◆ DOCUMENT EXCERPT ◆
— Start —
ICP-2 also accepted government grants and private donations as possible early funding while requiring the RIR to become demonstrably independent and autonomous. That distinction is still important. Governments can help create conditions for a stable institution. Their assistance does not grant them the right to control it. A replacement that depends on one state or political coalition for money, appointments, or policy direction may solve a temporary vacuum by creating a permanent capture risk.
The current RIR Governance Document Version 2 sharpens the categories. It defines a resource holder as a person or entity holding number resources registered with an RIR, a member as someone entitled to vote for the governing body, and the numbering community more broadly to include resource holders, governments, civil society, the technical community, private enterprise, and academia. For recognition, it separately requires resource-holder support and community support.
Those definitions imply a hierarchy of evidence even though the draft does not fully describe how to measure it. Resource holders must broadly support the candidate, be committed to financing it, and participate in governance. The broader community must be committed to the institution and its policy process. The first is a direct service and institutional mandate. The second is a wider legitimacy test. Both matter, but they are not interchangeable.
After failure, that separation becomes essential. A crowded consultation can show community interest without proving resource-holder authorization. A formal member vote can show governance consent without including every holder. A ministerial communique can show governmental preference without satisfying either test. The final finding should identify which kind of support each piece of evidence proves.
Membership is relevant, but it is not the entire service population
It is tempting to say that members own the decision because RIRs are member-based associations. This is partly right. A lawful, current membership body normally elects the board and has the clearest internal authority to reform bylaws, replace directors, approve major transactions, or restore governance. Rehabilitation should begin there whenever lawful member action remains possible.
But membership categories differ. The NRO's overview of the five RIRs shows the variation. Some systems include associate members who hold no number resources. Some serve resource holders that are not members. ARIN reports customers with resources not covered by its ordinary membership relationship. RIPE NCC serves a large number of end users through sponsoring LIRs in addition to members. APNIC describes non-members and NIR-related entities alongside member categories. A single word, "member," does not identify the same operational constituency in every region.
— End —
◆ Bounding box records ◆
— Start —
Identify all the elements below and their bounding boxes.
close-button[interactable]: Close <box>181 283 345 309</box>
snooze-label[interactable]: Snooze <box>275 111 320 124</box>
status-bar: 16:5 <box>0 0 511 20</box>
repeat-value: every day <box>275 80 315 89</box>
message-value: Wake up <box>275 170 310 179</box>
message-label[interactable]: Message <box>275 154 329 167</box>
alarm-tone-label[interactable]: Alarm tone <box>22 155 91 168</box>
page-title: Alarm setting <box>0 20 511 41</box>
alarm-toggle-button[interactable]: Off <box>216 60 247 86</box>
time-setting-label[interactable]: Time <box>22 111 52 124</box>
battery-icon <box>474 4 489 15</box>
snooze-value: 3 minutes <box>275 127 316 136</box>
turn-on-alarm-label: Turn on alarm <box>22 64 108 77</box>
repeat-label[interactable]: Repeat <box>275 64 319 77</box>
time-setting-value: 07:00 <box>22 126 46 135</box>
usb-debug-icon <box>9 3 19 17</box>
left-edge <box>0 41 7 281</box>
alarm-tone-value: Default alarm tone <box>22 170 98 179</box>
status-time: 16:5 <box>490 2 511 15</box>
— End —
◆ PROBLEMS TO WORK ON ◆
a: According to the excerpt on regional Internet registry governance, what two kinds of support does the RIR Governance Document Version 2 separately require for recognition?
b: In the records, update every occurrence of "interactable" to "clickable" and leave everything else unchanged.

◆ SOLUTIONS ◆
a: It separately requires resource-holder support and community support.

b:
Identify all the elements below and their bounding boxes.
close-button[clickable]: Close <box>181 283 345 309</box>
snooze-label[clickable]: Snooze <box>275 111 320 124</box>
status-bar: 16:5 <box>0 0 511 20</box>
repeat-value: every day <box>275 80 315 89</box>
message-value: Wake up <box>275 170 310 179</box>
message-label[clickable]: Message <box>275 154 329 167</box>
alarm-tone-label[clickable]: Alarm tone <box>22 155 91 168</box>
page-title: Alarm setting <box>0 20 511 41</box>
alarm-toggle-button[clickable]: Off <box>216 60 247 86</box>
time-setting-label[clickable]: Time <box>22 111 52 124</box>
battery-icon <box>474 4 489 15</box>
snooze-value: 3 minutes <box>275 127 316 136</box>
turn-on-alarm-label: Turn on alarm <box>22 64 108 77</box>
repeat-label[clickable]: Repeat <box>275 64 319 77</box>
time-setting-value: 07:00 <box>22 126 46 135</box>
usb-debug-icon <box>9 3 19 17</box>
left-edge <box>0 41 7 281</box>
alarm-tone-value: Default alarm tone <box>22 170 98 179</box>
status-time: 16:5 <box>490 2 511 15</box>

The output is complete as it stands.